[Task objective] Return each line that holds the word "comunismo".

═══ Working data

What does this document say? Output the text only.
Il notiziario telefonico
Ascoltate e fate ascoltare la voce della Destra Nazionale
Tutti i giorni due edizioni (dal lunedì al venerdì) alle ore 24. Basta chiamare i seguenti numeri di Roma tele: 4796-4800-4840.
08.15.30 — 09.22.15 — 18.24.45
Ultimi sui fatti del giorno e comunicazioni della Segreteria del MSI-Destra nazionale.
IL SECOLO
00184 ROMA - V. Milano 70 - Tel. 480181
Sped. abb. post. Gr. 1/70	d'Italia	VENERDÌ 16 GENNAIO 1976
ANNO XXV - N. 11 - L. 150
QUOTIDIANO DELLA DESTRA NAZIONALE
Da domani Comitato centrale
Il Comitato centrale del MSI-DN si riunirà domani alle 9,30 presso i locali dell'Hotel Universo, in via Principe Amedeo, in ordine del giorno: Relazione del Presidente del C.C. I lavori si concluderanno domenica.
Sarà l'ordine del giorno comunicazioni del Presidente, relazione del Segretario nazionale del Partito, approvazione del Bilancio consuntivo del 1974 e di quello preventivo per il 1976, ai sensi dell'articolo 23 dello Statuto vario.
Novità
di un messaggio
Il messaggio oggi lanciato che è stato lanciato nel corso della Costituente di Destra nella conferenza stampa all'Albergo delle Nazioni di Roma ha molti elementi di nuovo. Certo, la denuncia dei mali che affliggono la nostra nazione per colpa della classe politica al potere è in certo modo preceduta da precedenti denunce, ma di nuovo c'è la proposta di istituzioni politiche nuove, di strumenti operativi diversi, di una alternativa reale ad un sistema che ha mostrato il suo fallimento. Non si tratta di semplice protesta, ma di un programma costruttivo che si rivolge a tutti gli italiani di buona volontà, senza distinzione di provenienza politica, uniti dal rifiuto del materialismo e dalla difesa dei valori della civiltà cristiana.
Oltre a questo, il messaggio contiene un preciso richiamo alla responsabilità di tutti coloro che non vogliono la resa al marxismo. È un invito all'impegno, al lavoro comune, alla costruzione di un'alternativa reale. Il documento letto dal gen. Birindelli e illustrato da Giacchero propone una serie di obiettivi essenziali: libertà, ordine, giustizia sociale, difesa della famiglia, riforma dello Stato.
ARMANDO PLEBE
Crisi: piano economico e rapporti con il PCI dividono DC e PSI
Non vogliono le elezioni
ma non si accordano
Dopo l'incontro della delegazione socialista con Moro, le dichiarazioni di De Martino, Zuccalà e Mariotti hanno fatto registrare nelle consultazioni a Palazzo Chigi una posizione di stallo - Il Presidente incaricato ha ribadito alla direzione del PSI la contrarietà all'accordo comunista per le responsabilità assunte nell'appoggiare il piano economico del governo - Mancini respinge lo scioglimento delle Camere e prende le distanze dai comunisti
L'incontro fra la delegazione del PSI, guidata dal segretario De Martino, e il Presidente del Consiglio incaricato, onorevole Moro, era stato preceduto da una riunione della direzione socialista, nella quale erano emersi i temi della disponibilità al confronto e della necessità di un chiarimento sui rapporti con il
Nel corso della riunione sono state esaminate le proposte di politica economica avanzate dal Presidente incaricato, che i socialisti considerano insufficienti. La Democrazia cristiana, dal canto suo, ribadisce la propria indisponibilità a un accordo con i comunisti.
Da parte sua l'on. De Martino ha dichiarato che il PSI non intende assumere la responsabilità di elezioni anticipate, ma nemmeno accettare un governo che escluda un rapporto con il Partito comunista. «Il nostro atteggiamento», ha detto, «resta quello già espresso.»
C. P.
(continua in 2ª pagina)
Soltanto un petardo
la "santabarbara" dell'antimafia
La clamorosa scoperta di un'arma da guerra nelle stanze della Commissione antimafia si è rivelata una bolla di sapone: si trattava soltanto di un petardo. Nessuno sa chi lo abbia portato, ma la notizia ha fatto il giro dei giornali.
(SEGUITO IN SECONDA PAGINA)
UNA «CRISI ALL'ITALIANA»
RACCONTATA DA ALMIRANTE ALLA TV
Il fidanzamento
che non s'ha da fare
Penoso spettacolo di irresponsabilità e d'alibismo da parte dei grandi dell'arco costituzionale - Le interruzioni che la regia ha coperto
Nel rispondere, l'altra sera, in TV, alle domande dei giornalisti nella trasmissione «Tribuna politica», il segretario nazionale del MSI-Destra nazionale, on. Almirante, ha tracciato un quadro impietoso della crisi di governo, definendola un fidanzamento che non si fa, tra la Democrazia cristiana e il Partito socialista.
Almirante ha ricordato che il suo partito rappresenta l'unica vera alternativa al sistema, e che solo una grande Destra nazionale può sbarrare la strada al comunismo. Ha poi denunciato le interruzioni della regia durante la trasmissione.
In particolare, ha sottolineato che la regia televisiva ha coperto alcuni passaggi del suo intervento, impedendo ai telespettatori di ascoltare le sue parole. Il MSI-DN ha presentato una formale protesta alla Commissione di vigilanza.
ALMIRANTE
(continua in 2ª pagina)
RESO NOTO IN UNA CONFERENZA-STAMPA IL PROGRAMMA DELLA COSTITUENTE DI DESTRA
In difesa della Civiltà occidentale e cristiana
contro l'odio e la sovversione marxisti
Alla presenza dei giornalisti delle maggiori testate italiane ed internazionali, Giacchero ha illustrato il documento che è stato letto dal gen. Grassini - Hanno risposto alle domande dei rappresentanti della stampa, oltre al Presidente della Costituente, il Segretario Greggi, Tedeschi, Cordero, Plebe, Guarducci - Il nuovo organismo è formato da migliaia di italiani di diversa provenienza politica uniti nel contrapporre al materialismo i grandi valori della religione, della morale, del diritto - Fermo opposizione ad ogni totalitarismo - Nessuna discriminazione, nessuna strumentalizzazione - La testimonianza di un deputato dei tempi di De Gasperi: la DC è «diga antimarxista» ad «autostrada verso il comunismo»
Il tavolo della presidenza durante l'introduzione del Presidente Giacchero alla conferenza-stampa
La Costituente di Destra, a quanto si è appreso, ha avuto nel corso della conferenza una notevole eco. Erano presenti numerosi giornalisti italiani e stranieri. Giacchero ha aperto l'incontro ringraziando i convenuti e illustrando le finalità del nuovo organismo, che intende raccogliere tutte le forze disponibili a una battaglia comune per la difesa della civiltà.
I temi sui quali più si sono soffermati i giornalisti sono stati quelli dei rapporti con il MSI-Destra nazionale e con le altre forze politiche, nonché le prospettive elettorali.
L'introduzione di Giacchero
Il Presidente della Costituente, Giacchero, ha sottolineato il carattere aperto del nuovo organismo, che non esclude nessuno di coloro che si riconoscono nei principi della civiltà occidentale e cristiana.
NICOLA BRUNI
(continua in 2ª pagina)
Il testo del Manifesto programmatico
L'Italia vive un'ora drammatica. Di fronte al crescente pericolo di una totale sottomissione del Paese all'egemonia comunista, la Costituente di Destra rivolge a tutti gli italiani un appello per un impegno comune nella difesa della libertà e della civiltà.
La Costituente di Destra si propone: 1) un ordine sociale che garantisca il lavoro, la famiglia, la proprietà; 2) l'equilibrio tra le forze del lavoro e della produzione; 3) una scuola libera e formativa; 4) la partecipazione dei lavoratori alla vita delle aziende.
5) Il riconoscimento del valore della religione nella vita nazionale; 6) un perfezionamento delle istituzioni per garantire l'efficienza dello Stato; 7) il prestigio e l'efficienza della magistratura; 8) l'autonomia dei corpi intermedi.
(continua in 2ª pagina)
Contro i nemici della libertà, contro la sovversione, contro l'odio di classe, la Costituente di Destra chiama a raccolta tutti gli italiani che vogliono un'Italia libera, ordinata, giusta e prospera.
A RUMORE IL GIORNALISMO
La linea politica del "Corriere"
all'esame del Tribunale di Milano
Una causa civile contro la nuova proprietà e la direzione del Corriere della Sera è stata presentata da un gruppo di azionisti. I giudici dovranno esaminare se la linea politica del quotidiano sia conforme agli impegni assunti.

══════

[Task output]
Almirante ha ricordato che il suo partito rappresenta l'unica vera alternativa al sistema, e che solo una grande Destra nazionale può sbarrare la strada al comunismo. Ha poi denunciato le interruzioni della regia durante la trasmissione.
Alla presenza dei giornalisti delle maggiori testate italiane ed internazionali, Giacchero ha illustrato il documento che è stato letto dal gen. Grassini - Hanno risposto alle domande dei rappresentanti della stampa, oltre al Presidente della Costituente, il Segretario Greggi, Tedeschi, Cordero, Plebe, Guarducci - Il nuovo organismo è formato da migliaia di italiani di diversa provenienza politica uniti nel contrapporre al materialismo i grandi valori della religione, della morale, del diritto - Fermo opposizione ad ogni totalitarismo - Nessuna discriminazione, nessuna strumentalizzazione - La testimonianza di un deputato dei tempi di De Gasperi: la DC è «diga antimarxista» ad «autostrada verso il comunismo»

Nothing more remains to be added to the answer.